===== MATERIAL SHOWN =====

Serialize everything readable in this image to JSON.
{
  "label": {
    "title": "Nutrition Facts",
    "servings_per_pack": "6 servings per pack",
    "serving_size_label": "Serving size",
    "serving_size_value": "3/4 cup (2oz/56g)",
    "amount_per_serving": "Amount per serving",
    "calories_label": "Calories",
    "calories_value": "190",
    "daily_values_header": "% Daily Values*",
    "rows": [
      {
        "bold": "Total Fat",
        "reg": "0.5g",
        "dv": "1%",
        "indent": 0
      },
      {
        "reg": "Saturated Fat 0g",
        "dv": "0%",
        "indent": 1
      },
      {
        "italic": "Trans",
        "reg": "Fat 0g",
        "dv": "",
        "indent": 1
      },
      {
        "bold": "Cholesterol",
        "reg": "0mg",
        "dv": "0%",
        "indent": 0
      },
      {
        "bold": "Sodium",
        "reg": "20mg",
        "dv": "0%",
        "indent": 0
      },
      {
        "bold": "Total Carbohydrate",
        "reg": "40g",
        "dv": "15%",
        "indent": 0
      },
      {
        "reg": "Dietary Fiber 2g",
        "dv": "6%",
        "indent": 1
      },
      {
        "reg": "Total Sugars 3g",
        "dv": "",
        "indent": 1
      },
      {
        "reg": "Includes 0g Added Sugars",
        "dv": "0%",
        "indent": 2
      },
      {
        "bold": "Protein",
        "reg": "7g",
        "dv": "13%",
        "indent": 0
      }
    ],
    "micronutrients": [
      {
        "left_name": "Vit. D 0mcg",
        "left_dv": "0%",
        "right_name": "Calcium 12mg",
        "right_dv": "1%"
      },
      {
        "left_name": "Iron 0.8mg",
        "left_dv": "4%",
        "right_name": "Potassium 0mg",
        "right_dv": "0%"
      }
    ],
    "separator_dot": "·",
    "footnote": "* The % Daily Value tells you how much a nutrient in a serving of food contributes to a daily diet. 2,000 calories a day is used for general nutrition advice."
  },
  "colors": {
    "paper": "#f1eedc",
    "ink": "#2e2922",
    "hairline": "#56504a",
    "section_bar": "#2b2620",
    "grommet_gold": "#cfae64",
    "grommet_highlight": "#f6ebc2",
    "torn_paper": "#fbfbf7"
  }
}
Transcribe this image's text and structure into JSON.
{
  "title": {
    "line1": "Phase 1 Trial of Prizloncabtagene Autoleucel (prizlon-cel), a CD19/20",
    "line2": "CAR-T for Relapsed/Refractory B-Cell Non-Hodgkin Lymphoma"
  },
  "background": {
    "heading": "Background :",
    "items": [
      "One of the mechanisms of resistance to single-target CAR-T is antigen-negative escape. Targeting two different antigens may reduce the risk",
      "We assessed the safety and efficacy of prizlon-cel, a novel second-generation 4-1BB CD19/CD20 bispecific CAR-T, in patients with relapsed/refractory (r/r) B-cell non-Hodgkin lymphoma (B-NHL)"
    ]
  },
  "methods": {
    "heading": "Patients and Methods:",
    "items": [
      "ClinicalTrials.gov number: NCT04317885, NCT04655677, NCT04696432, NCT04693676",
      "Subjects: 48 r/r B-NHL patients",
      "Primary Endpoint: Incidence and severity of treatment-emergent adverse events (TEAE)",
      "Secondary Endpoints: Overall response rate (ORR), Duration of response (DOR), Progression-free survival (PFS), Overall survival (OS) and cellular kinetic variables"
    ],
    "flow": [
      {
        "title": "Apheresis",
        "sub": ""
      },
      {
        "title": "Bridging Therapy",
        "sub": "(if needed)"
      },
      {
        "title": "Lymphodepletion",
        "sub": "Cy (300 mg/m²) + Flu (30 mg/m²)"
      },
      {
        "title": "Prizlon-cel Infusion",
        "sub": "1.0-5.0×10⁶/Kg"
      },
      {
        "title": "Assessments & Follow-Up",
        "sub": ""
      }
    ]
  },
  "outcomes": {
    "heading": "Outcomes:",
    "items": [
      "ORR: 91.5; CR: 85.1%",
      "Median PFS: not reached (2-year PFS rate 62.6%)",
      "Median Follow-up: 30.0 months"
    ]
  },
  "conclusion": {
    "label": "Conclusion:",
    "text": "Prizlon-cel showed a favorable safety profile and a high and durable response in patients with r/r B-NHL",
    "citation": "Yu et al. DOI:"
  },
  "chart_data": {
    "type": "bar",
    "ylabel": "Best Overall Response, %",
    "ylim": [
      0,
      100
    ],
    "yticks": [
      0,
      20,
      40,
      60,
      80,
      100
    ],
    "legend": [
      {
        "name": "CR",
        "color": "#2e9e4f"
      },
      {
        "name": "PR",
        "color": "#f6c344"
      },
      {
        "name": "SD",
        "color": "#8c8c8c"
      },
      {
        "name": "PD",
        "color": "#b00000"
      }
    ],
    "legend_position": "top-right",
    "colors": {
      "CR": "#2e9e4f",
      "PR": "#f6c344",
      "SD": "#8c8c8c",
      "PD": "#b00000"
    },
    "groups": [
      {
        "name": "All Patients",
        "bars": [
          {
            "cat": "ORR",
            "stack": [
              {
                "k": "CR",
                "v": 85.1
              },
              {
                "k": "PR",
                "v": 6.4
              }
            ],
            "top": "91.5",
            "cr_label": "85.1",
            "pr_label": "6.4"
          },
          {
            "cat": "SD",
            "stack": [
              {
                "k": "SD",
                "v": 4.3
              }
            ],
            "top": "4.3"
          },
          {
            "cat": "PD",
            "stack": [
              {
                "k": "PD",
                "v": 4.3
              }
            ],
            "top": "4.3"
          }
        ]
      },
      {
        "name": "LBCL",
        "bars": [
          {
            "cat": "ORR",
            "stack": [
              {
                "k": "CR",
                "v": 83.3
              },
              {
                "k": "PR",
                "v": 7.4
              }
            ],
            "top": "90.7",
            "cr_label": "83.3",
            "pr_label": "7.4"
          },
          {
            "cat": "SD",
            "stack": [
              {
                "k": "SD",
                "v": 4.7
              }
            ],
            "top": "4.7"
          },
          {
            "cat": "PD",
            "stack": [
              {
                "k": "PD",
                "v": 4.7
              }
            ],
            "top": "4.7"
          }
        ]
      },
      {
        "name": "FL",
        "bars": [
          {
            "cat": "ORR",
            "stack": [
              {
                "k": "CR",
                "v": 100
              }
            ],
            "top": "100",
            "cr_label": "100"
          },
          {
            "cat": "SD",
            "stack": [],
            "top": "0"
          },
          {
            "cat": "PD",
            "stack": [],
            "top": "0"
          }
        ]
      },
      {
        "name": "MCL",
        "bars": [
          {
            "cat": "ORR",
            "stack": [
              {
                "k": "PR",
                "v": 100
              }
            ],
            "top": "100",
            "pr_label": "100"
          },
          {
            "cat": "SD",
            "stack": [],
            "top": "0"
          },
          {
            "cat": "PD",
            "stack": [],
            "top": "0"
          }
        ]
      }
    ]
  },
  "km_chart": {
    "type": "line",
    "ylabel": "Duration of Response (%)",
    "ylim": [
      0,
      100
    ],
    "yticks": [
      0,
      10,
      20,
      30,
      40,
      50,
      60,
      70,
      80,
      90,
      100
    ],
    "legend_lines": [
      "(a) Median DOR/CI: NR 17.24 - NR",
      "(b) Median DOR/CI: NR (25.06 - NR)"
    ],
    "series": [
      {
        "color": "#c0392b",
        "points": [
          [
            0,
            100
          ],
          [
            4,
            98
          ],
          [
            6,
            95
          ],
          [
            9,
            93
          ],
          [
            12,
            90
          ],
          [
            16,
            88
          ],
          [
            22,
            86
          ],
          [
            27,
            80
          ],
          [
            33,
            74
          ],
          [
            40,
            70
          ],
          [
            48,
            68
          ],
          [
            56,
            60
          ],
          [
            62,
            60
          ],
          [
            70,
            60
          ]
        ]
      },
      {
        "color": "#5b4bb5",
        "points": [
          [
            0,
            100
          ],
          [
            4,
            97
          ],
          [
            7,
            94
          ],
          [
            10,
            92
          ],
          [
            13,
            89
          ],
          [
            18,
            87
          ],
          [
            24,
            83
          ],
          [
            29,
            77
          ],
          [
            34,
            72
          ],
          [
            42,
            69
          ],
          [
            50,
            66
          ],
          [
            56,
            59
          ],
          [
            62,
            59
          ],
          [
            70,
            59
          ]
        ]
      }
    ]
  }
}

=====

§ **WHAT THE TASK ASKS**:
Your task is to show every line of the listing above containing "image".

§ **WRITTEN SOLUTION**:
Serialize everything readable in this image to JSON.
Transcribe this image's text and structure into JSON.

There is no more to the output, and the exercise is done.